- [PROBLEM DESCRIPTION] Copy out the listing without changes, from its first line through the line containing "247, 669, 287]".

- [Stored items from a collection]

═══

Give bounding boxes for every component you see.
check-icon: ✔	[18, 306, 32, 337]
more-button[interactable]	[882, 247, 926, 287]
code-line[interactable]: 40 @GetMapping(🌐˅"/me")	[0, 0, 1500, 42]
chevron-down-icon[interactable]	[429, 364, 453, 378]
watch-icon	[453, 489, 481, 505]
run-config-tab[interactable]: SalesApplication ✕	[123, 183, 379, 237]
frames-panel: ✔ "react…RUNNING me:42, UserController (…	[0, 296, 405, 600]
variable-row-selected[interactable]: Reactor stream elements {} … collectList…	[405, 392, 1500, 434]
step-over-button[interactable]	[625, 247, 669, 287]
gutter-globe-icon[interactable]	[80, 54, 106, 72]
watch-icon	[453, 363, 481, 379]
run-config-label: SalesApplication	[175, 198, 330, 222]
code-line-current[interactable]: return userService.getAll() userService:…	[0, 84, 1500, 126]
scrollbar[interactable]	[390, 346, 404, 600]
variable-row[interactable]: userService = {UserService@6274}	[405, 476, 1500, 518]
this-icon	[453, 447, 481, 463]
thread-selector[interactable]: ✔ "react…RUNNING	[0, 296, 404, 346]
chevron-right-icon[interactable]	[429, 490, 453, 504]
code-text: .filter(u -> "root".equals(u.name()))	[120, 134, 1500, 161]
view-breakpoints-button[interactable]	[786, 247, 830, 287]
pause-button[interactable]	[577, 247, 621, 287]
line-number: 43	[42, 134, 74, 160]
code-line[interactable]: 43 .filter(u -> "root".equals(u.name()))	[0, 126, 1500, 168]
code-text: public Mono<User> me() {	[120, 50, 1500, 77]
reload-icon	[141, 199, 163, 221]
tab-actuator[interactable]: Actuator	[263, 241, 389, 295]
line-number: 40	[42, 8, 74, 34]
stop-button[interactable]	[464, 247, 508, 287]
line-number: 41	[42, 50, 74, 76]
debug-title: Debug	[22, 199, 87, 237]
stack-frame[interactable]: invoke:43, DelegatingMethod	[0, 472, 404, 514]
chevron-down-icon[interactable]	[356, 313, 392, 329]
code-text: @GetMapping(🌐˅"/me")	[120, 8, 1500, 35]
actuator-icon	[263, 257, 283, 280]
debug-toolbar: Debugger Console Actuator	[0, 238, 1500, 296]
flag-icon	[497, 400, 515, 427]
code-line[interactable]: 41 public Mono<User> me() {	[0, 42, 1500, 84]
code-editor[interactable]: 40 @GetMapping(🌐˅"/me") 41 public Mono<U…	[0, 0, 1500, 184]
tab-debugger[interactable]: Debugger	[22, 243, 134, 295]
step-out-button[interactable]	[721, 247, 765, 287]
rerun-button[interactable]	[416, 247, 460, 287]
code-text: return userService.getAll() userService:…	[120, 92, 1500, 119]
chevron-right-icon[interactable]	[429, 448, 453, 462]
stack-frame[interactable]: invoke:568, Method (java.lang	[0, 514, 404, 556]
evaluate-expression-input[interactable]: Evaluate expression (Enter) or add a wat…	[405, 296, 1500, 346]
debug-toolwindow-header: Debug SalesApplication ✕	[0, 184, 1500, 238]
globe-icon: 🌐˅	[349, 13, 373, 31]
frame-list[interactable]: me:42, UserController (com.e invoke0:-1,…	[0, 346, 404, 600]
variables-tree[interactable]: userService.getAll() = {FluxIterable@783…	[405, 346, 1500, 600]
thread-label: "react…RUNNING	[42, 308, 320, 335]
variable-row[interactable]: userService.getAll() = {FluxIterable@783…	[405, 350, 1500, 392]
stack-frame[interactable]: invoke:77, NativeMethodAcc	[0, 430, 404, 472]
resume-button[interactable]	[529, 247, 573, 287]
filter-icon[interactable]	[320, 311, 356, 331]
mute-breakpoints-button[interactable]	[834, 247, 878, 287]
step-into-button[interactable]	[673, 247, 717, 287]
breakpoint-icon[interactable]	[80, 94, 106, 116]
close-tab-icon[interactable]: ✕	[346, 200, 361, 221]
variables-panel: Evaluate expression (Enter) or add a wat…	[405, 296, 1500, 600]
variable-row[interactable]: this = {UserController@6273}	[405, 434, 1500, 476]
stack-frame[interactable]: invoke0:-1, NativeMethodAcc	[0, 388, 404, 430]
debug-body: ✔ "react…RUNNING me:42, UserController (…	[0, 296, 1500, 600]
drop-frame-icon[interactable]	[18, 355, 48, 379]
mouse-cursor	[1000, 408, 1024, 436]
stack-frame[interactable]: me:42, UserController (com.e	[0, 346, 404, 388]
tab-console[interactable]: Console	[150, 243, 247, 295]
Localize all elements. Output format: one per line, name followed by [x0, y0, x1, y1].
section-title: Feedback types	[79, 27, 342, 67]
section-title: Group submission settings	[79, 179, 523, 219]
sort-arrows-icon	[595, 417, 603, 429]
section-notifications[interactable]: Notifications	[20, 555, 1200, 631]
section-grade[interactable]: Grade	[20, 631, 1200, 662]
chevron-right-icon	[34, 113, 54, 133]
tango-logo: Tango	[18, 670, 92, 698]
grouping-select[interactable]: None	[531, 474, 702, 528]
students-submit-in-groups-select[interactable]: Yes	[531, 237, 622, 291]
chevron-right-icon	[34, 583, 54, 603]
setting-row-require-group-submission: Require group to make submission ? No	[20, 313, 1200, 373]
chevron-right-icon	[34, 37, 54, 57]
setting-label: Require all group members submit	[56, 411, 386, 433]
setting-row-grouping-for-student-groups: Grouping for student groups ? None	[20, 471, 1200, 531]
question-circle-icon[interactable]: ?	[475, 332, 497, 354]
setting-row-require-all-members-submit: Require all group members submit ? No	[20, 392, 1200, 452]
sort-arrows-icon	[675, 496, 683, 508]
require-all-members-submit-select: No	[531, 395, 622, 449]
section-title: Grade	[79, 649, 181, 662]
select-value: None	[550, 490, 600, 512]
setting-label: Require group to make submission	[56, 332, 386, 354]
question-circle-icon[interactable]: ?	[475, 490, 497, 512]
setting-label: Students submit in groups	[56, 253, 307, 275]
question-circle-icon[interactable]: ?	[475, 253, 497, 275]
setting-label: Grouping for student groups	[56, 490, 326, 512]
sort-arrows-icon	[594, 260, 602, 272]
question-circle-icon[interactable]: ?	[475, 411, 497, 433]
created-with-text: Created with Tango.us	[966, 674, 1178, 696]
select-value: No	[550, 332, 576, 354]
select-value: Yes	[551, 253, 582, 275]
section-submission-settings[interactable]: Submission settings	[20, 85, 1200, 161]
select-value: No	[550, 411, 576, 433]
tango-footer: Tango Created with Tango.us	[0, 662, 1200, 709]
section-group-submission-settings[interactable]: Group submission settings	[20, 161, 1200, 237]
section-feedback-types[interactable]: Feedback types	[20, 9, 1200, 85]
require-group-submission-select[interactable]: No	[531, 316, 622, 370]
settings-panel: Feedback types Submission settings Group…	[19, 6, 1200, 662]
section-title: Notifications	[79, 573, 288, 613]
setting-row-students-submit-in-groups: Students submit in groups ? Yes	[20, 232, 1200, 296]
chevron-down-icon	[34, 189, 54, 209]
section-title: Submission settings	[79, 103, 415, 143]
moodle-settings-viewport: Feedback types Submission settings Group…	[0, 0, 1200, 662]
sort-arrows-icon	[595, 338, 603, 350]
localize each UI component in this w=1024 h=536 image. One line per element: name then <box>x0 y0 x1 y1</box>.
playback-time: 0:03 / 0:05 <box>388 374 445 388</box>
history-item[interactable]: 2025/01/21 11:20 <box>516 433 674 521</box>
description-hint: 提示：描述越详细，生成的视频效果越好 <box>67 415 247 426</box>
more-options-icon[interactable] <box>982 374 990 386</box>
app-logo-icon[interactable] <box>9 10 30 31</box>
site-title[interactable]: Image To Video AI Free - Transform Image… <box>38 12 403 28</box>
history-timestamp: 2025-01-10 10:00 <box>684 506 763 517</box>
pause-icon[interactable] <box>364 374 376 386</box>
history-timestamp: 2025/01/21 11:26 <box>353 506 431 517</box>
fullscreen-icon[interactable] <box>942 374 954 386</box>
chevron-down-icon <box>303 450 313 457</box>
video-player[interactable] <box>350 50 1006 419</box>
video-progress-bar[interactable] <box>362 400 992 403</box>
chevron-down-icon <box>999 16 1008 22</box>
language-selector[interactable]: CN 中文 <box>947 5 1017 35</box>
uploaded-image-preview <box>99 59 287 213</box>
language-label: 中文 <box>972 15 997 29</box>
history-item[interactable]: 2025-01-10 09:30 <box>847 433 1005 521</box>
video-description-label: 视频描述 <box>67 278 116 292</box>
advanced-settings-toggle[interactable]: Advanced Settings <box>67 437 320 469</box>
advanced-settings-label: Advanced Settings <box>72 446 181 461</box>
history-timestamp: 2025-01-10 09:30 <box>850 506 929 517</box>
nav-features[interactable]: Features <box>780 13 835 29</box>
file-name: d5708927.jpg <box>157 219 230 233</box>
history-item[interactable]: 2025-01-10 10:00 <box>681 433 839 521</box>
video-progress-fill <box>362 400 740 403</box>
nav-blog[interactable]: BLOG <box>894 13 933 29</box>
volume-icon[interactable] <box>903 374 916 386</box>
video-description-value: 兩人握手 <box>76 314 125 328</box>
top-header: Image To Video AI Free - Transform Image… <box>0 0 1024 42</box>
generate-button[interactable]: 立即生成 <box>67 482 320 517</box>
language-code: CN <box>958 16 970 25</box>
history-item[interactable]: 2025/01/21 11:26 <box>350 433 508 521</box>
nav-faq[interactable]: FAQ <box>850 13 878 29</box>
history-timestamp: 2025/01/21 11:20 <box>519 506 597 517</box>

═══

- [EXERCISE RESULT]
Give bounding boxes for every component you see.
check-icon: ✔	[18, 306, 32, 337]
more-button[interactable]	[882, 247, 926, 287]
code-line[interactable]: 40 @GetMapping(🌐˅"/me")	[0, 0, 1500, 42]
chevron-down-icon[interactable]	[429, 364, 453, 378]
watch-icon	[453, 489, 481, 505]
run-config-tab[interactable]: SalesApplication ✕	[123, 183, 379, 237]
frames-panel: ✔ "react…RUNNING me:42, UserController (…	[0, 296, 405, 600]
variable-row-selected[interactable]: Reactor stream elements {} … collectList…	[405, 392, 1500, 434]
step-over-button[interactable]	[625, 247, 669, 287]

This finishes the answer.